======== Extracted data

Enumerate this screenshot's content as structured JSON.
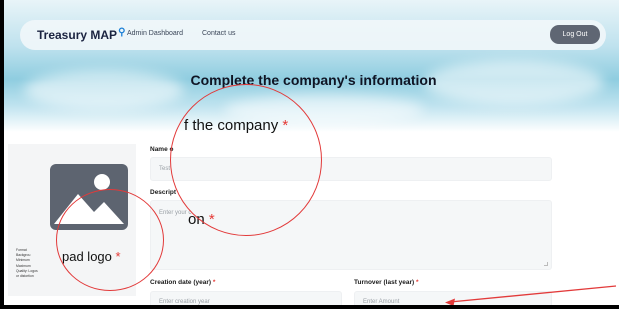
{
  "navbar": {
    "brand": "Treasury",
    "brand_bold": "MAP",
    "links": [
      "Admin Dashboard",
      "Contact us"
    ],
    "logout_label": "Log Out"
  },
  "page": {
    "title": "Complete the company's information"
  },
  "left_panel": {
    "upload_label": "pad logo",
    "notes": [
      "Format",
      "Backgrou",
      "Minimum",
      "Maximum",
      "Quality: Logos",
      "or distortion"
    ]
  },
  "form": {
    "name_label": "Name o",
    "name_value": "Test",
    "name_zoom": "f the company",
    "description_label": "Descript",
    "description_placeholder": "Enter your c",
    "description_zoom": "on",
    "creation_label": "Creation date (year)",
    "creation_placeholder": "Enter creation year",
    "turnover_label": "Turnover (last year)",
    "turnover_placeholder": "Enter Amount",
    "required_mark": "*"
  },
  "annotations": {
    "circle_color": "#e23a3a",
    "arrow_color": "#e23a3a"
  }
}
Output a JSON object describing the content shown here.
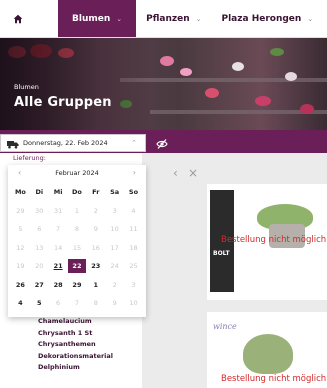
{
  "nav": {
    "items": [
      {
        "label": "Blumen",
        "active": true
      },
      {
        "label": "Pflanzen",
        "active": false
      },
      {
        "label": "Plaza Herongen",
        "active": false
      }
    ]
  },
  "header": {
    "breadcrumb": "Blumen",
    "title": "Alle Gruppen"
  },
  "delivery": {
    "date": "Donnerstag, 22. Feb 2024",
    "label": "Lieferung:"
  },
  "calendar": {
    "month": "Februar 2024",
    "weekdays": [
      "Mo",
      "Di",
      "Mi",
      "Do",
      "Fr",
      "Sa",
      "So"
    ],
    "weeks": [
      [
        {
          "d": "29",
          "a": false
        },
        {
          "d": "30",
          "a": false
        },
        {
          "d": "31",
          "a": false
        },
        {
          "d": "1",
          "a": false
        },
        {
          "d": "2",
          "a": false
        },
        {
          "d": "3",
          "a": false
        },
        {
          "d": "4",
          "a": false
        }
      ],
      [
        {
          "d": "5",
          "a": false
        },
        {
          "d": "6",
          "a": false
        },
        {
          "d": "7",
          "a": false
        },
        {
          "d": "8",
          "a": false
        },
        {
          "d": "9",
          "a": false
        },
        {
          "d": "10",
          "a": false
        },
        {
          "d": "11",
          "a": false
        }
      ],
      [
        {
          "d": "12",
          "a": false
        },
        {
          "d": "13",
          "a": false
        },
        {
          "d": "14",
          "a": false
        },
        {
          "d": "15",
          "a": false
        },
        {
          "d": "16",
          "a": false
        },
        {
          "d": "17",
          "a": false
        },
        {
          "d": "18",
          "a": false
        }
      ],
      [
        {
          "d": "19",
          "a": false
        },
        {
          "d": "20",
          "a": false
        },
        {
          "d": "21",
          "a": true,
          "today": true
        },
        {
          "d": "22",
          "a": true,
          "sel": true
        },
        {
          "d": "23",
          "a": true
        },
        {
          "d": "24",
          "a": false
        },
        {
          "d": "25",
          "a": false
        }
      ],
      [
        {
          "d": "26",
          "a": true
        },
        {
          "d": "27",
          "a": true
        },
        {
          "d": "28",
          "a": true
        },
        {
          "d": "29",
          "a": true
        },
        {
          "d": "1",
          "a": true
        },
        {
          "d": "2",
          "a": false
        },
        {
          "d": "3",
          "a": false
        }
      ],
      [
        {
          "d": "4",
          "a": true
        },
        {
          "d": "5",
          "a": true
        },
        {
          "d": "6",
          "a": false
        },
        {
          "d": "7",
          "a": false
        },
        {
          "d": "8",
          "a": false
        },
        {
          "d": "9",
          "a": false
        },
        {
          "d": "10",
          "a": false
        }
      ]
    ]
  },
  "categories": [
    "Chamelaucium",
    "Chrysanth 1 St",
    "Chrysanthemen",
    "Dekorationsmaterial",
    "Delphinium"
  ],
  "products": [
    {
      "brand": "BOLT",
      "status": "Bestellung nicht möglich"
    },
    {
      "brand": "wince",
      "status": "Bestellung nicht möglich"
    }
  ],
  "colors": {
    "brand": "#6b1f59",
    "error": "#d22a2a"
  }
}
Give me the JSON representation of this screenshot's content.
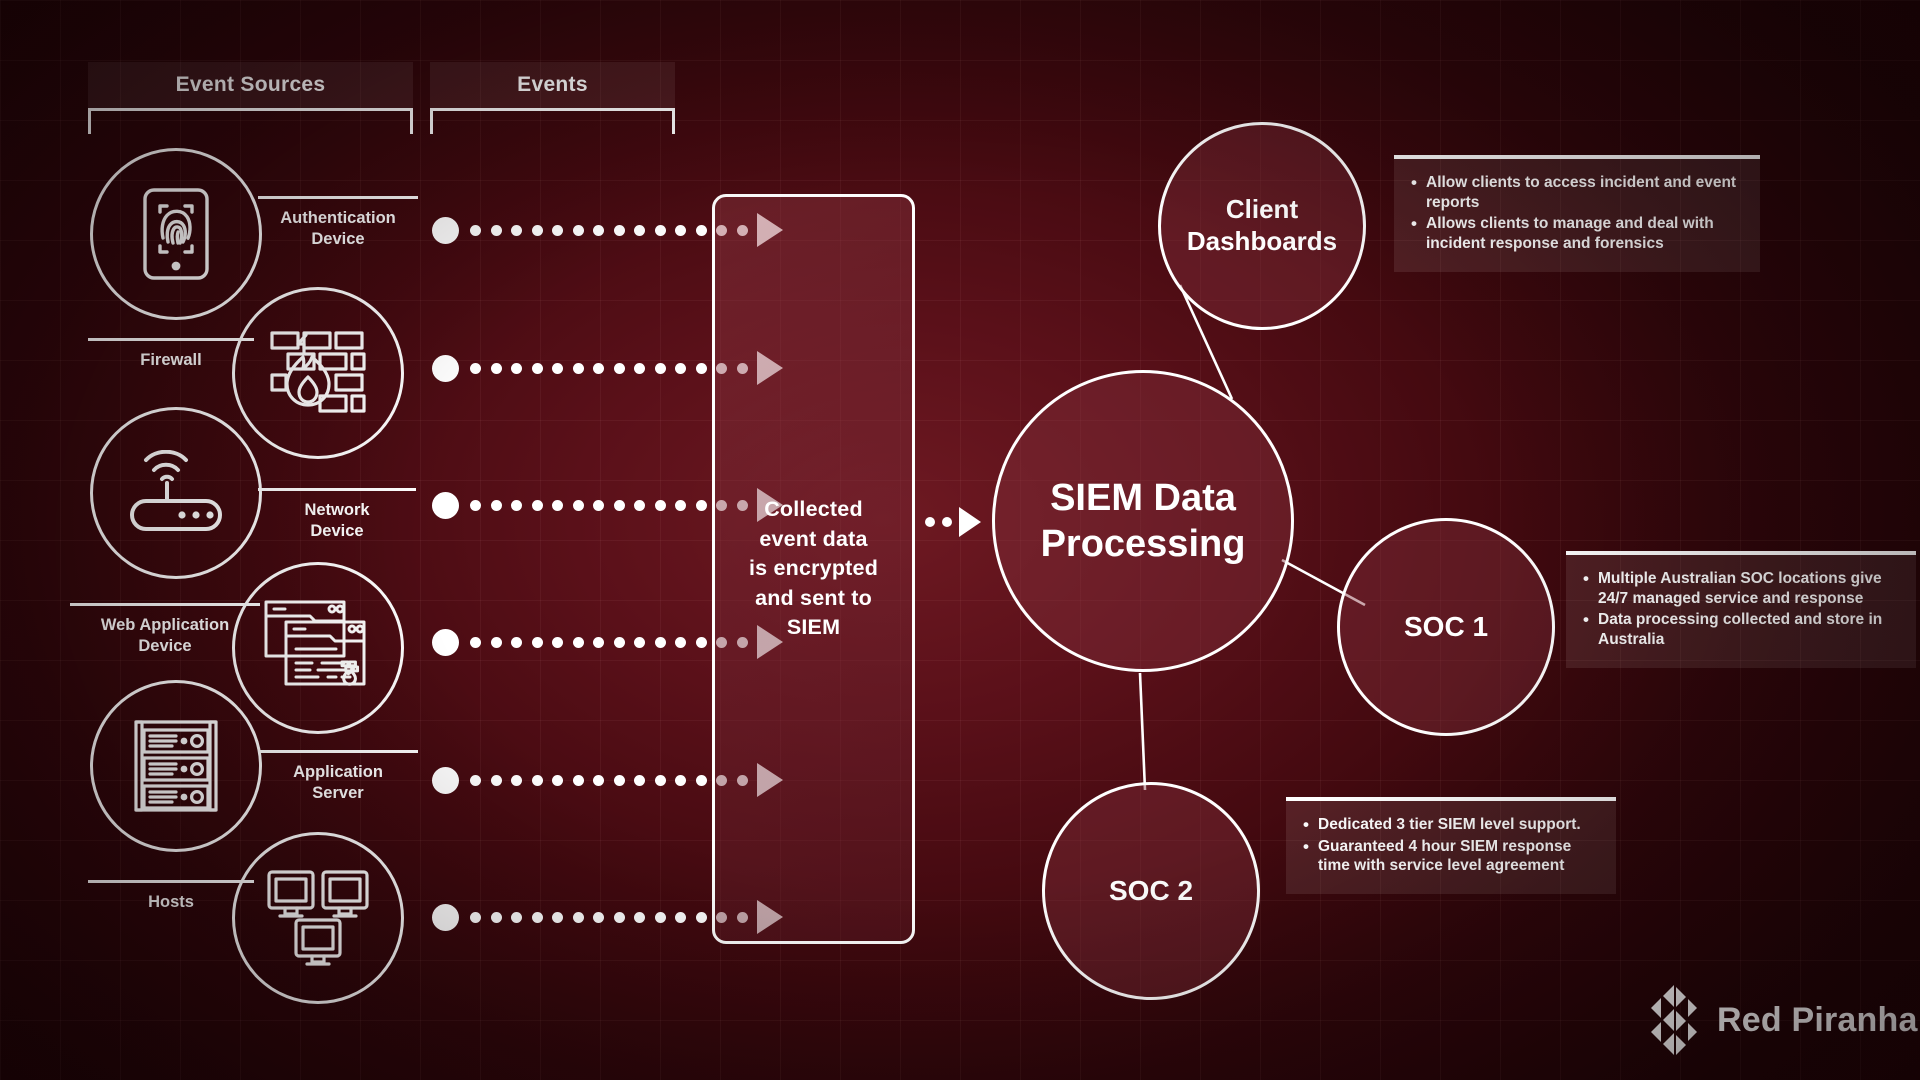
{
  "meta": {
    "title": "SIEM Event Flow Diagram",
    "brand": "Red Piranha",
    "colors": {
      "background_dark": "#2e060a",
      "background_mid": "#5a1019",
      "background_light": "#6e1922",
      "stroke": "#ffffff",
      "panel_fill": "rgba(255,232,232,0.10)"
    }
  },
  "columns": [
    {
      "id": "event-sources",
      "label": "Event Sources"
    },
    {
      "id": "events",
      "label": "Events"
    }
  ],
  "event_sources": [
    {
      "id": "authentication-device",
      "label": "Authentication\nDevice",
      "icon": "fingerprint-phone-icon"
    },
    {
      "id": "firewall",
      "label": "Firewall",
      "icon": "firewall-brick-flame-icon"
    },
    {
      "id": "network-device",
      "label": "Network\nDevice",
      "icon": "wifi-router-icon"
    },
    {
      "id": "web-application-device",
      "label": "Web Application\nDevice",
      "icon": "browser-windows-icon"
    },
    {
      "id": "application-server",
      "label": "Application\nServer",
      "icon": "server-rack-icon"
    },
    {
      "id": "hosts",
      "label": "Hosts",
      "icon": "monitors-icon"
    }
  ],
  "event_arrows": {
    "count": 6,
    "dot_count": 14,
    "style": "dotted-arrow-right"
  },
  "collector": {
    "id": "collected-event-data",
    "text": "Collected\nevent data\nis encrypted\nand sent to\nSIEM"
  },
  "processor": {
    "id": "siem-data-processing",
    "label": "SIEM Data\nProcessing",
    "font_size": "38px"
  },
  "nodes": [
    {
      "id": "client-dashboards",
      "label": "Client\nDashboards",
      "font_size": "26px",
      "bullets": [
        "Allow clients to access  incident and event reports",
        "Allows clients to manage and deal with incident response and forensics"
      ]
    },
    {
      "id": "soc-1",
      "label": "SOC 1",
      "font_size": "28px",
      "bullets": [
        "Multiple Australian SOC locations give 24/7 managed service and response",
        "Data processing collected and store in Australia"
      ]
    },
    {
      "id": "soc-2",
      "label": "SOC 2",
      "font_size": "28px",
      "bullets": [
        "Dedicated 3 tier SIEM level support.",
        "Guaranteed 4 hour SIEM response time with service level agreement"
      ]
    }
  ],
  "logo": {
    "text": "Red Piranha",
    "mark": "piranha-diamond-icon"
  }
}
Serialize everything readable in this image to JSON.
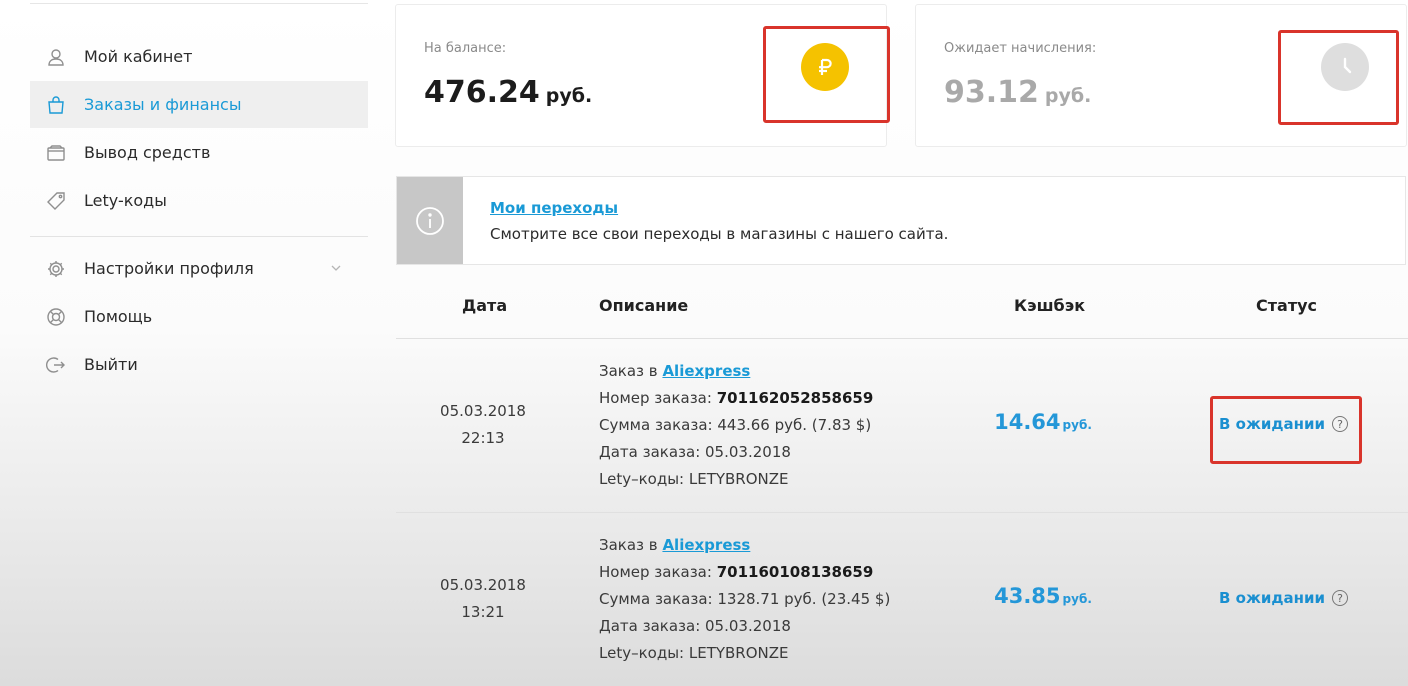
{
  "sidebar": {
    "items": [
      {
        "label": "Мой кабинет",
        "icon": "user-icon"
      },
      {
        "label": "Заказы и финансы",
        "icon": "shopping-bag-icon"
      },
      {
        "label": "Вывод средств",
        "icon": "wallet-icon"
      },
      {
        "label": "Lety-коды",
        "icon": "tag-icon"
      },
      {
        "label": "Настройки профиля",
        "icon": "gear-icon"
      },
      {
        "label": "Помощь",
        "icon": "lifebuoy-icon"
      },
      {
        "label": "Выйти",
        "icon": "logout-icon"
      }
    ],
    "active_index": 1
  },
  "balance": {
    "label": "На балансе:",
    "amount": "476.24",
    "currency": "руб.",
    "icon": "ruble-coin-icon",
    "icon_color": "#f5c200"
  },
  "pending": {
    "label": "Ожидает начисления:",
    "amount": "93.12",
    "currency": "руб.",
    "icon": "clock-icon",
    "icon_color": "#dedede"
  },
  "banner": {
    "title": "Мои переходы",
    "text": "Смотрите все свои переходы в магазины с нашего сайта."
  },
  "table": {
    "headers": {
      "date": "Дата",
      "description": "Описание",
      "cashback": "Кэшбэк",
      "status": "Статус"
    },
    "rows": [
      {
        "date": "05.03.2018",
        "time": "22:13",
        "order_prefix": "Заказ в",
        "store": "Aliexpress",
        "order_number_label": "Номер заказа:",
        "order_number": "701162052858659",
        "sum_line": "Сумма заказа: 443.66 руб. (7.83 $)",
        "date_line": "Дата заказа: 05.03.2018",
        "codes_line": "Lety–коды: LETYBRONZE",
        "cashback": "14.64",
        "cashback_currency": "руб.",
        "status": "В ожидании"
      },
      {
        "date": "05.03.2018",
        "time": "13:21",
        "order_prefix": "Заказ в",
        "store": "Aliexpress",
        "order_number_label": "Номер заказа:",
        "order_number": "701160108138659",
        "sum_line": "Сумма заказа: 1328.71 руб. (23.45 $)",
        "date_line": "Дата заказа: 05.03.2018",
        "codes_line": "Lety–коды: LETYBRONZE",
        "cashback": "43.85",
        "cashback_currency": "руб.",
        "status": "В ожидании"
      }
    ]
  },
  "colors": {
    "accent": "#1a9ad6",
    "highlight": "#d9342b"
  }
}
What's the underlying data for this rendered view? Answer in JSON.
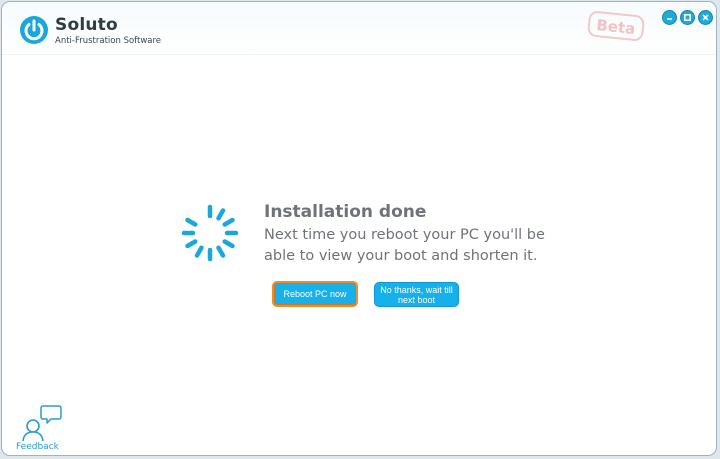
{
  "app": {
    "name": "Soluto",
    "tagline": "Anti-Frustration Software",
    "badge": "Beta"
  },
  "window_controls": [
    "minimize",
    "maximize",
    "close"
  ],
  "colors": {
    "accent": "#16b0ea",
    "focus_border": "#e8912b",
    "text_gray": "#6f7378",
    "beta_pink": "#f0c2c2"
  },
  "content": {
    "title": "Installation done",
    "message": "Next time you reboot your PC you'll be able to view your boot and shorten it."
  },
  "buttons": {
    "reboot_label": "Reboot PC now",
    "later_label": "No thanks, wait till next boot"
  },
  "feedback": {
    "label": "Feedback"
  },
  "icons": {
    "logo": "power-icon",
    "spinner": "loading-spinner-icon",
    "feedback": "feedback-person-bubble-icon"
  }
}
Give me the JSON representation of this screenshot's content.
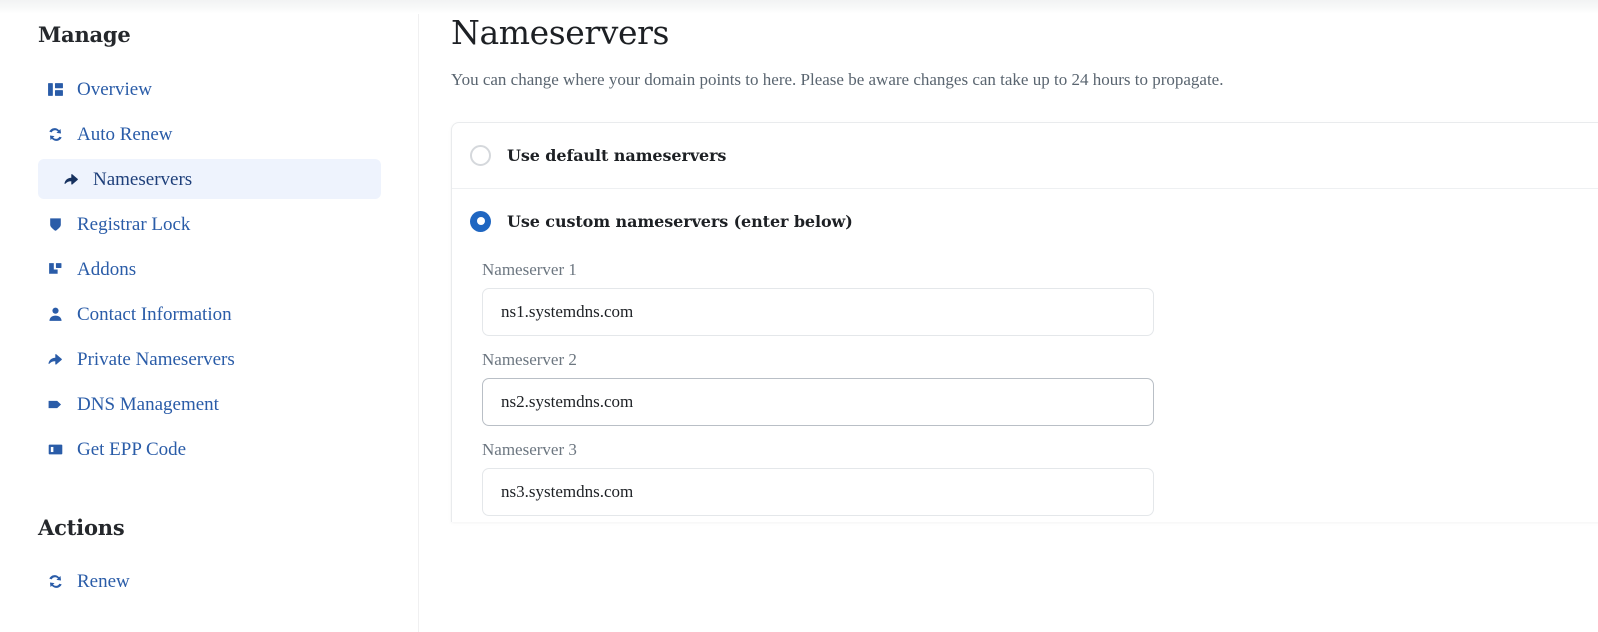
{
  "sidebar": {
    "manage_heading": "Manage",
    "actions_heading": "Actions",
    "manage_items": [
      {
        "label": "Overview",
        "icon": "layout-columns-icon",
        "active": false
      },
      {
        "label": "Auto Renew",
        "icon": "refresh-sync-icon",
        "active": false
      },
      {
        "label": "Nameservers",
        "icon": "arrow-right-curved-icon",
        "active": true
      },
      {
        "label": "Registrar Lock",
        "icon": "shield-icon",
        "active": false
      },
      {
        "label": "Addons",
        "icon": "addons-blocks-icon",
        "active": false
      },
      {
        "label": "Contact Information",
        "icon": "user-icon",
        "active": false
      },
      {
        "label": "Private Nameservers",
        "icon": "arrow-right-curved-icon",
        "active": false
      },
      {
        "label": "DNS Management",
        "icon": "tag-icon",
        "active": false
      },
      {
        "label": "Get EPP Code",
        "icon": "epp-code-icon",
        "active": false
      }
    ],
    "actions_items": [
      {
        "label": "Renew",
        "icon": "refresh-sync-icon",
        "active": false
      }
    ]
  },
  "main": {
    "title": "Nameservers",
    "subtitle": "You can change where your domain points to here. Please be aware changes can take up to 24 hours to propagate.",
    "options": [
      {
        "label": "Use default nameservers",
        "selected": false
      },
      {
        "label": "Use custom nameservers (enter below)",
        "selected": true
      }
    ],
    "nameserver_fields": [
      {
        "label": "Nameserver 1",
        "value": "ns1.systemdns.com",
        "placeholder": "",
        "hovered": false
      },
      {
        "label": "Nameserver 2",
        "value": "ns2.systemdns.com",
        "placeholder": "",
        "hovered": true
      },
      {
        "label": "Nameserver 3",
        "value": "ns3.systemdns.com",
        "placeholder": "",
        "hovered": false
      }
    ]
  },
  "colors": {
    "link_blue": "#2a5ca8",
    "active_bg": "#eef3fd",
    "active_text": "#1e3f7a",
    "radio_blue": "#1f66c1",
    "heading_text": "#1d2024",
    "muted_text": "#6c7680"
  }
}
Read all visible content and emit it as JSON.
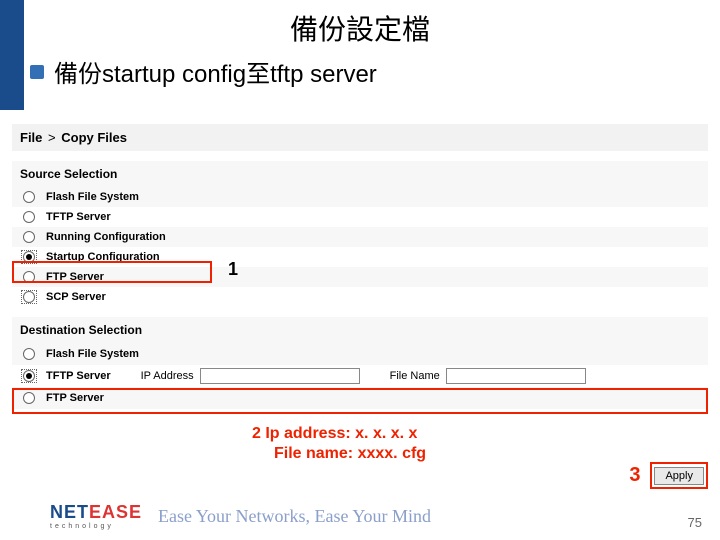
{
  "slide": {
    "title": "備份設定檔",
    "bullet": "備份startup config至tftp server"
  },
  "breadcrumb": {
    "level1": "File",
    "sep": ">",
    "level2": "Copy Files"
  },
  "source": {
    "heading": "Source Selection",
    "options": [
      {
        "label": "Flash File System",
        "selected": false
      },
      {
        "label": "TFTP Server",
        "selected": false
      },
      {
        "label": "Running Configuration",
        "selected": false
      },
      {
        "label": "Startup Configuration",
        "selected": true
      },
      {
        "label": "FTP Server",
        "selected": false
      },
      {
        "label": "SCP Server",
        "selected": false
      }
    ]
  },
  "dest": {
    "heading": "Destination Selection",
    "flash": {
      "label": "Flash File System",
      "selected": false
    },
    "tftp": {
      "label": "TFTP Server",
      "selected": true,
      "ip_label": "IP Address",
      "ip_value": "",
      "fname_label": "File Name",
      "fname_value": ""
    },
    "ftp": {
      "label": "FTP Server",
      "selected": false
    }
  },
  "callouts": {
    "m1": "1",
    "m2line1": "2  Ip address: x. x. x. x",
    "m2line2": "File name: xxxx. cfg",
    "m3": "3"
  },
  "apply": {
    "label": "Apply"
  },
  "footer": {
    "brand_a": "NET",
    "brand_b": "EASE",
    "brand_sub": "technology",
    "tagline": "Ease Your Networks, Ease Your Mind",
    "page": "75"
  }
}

================

- _Work to do_:
Copy every line of the listing that includes the string "response".

- _Solution to the problem_:
        "Allows clients to manage and deal with incident response and forensics"
        "Multiple Australian SOC locations give 24/7 managed service and response",
        "Guaranteed 4 hour SIEM response time with service level agreement"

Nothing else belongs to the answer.